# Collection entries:
"""

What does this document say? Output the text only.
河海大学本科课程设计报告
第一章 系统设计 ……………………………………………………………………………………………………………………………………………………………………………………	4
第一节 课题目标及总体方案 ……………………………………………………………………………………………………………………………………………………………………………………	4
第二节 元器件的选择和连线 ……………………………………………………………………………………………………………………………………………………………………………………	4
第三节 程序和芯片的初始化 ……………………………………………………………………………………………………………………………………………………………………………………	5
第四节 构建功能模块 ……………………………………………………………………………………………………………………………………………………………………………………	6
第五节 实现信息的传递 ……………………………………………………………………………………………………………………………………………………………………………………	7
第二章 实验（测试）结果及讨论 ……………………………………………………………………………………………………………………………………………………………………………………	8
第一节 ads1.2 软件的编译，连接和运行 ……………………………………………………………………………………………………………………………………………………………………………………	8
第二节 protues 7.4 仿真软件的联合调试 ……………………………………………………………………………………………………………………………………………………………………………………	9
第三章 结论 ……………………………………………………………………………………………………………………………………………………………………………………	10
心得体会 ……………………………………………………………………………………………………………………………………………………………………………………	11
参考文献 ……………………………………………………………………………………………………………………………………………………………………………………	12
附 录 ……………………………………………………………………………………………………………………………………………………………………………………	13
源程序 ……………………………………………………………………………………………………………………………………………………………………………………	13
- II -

"""

# What you should do:
Reproduce each entry above exactly, keeping every word.

# Answer below:
What does this document say? Output the text only.
河海大学本科课程设计报告
第一章 系统设计 ……………………………………………………………………………………………………………………………………………………………………………………	4
第一节 课题目标及总体方案 ……………………………………………………………………………………………………………………………………………………………………………………	4
第二节 元器件的选择和连线 ……………………………………………………………………………………………………………………………………………………………………………………	4
第三节 程序和芯片的初始化 ……………………………………………………………………………………………………………………………………………………………………………………	5
第四节 构建功能模块 ……………………………………………………………………………………………………………………………………………………………………………………	6
第五节 实现信息的传递 ……………………………………………………………………………………………………………………………………………………………………………………	7
第二章 实验（测试）结果及讨论 ……………………………………………………………………………………………………………………………………………………………………………………	8
第一节 ads1.2 软件的编译，连接和运行 ……………………………………………………………………………………………………………………………………………………………………………………	8
第二节 protues 7.4 仿真软件的联合调试 ……………………………………………………………………………………………………………………………………………………………………………………	9
第三章 结论 ……………………………………………………………………………………………………………………………………………………………………………………	10
心得体会 ……………………………………………………………………………………………………………………………………………………………………………………	11
参考文献 ……………………………………………………………………………………………………………………………………………………………………………………	12
附 录 ……………………………………………………………………………………………………………………………………………………………………………………	13
源程序 ……………………………………………………………………………………………………………………………………………………………………………………	13
- II -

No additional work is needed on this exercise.